Exercise description: Quote, verbatim, all material below, without pictures.

Data shown:
——

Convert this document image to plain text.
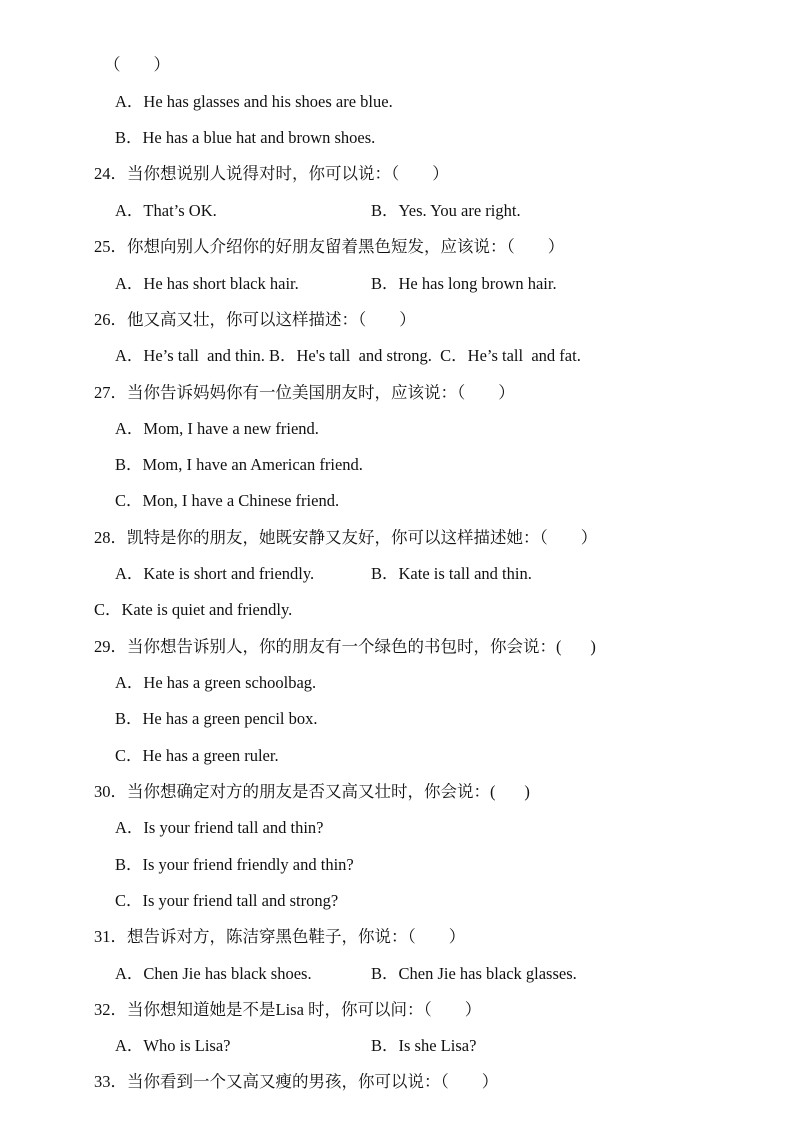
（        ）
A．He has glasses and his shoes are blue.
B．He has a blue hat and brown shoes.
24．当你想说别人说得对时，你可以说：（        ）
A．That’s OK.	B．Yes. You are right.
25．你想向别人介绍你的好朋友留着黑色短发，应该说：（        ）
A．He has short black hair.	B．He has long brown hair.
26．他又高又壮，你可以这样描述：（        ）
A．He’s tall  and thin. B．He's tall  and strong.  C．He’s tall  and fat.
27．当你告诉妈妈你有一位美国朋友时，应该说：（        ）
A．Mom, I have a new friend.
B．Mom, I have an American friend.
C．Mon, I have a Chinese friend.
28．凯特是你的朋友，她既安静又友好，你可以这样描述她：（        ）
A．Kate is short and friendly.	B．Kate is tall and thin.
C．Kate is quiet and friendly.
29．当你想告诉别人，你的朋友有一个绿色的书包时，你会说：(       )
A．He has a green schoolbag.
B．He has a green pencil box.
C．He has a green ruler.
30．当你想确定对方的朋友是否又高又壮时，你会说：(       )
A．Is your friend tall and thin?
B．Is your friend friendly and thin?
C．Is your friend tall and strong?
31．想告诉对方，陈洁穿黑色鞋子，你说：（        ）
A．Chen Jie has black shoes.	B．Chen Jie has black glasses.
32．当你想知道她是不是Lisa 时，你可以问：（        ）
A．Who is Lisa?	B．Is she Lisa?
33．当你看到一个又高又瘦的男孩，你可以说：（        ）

——

Written response:
Convert this document image to plain text.
（        ）
A．He has glasses and his shoes are blue.
B．He has a blue hat and brown shoes.
24．当你想说别人说得对时，你可以说：（        ）
A．That’s OK.	B．Yes. You are right.
25．你想向别人介绍你的好朋友留着黑色短发，应该说：（        ）
A．He has short black hair.	B．He has long brown hair.
26．他又高又壮，你可以这样描述：（        ）
A．He’s tall  and thin. B．He's tall  and strong.  C．He’s tall  and fat.
27．当你告诉妈妈你有一位美国朋友时，应该说：（        ）
A．Mom, I have a new friend.
B．Mom, I have an American friend.
C．Mon, I have a Chinese friend.
28．凯特是你的朋友，她既安静又友好，你可以这样描述她：（        ）
A．Kate is short and friendly.	B．Kate is tall and thin.
C．Kate is quiet and friendly.
29．当你想告诉别人，你的朋友有一个绿色的书包时，你会说：(       )
A．He has a green schoolbag.
B．He has a green pencil box.
C．He has a green ruler.
30．当你想确定对方的朋友是否又高又壮时，你会说：(       )
A．Is your friend tall and thin?
B．Is your friend friendly and thin?
C．Is your friend tall and strong?
31．想告诉对方，陈洁穿黑色鞋子，你说：（        ）
A．Chen Jie has black shoes.	B．Chen Jie has black glasses.
32．当你想知道她是不是Lisa 时，你可以问：（        ）
A．Who is Lisa?	B．Is she Lisa?
33．当你看到一个又高又瘦的男孩，你可以说：（        ）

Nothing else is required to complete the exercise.